------ ENTRIES ------

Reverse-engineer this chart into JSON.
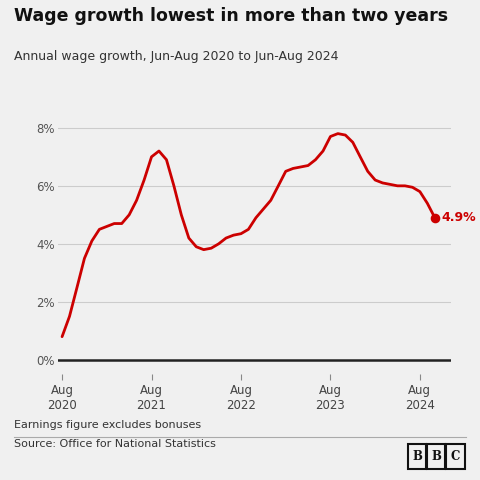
{
  "title": "Wage growth lowest in more than two years",
  "subtitle": "Annual wage growth, Jun-Aug 2020 to Jun-Aug 2024",
  "footnote": "Earnings figure excludes bonuses",
  "source": "Source: Office for National Statistics",
  "bbc_label": "BBC",
  "line_color": "#cc0000",
  "bg_color": "#f0f0f0",
  "yticks": [
    0,
    2,
    4,
    6,
    8
  ],
  "annotation_value": "4.9%",
  "annotation_color": "#cc0000",
  "x_values": [
    0.0,
    0.083,
    0.167,
    0.25,
    0.333,
    0.417,
    0.5,
    0.583,
    0.667,
    0.75,
    0.833,
    0.917,
    1.0,
    1.083,
    1.167,
    1.25,
    1.333,
    1.417,
    1.5,
    1.583,
    1.667,
    1.75,
    1.833,
    1.917,
    2.0,
    2.083,
    2.167,
    2.25,
    2.333,
    2.417,
    2.5,
    2.583,
    2.667,
    2.75,
    2.833,
    2.917,
    3.0,
    3.083,
    3.167,
    3.25,
    3.333,
    3.417,
    3.5,
    3.583,
    3.667,
    3.75,
    3.833,
    3.917,
    4.0,
    4.083,
    4.167
  ],
  "y_values": [
    0.8,
    1.5,
    2.5,
    3.5,
    4.1,
    4.5,
    4.6,
    4.7,
    4.7,
    5.0,
    5.5,
    6.2,
    7.0,
    7.2,
    6.9,
    6.0,
    5.0,
    4.2,
    3.9,
    3.8,
    3.85,
    4.0,
    4.2,
    4.3,
    4.35,
    4.5,
    4.9,
    5.2,
    5.5,
    6.0,
    6.5,
    6.6,
    6.65,
    6.7,
    6.9,
    7.2,
    7.7,
    7.8,
    7.75,
    7.5,
    7.0,
    6.5,
    6.2,
    6.1,
    6.05,
    6.0,
    6.0,
    5.95,
    5.8,
    5.4,
    4.9
  ],
  "xtick_positions": [
    0.0,
    1.0,
    2.0,
    3.0,
    4.0
  ],
  "xtick_labels": [
    "Aug\n2020",
    "Aug\n2021",
    "Aug\n2022",
    "Aug\n2023",
    "Aug\n2024"
  ],
  "xlim": [
    -0.05,
    4.35
  ],
  "ylim": [
    -0.5,
    8.6
  ]
}
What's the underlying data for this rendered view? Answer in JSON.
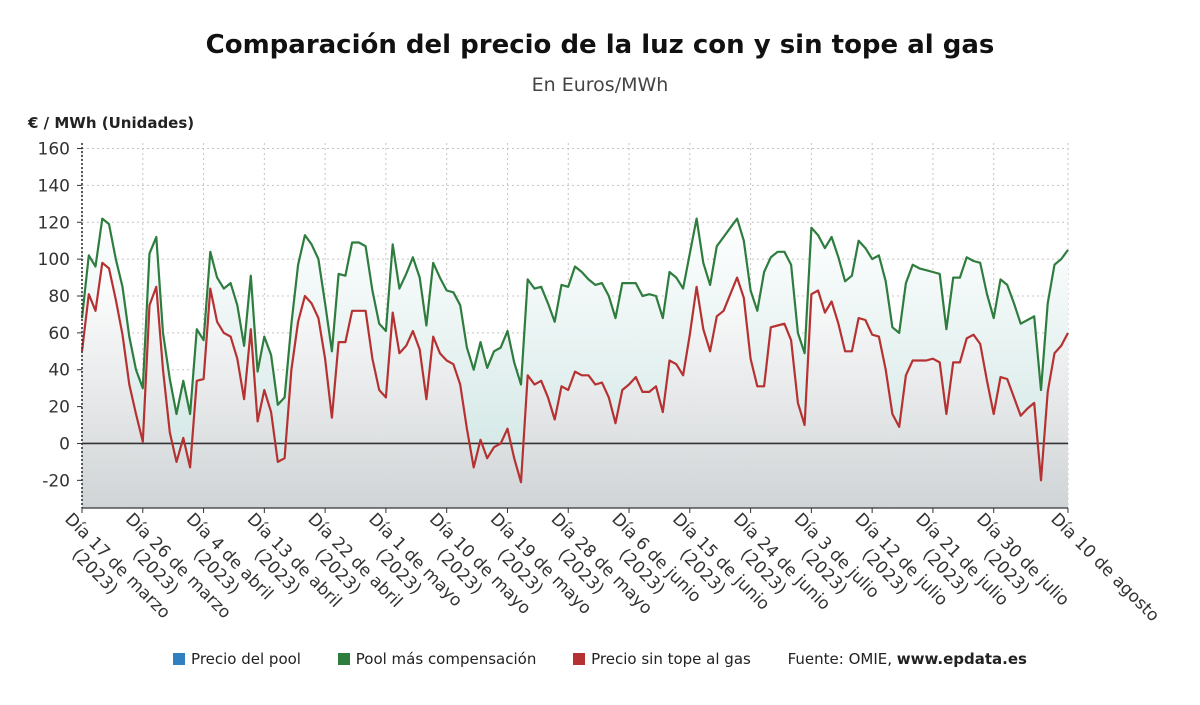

------

Within the listing, how many lines hold the word "JSON"? Only the number is to be given.

2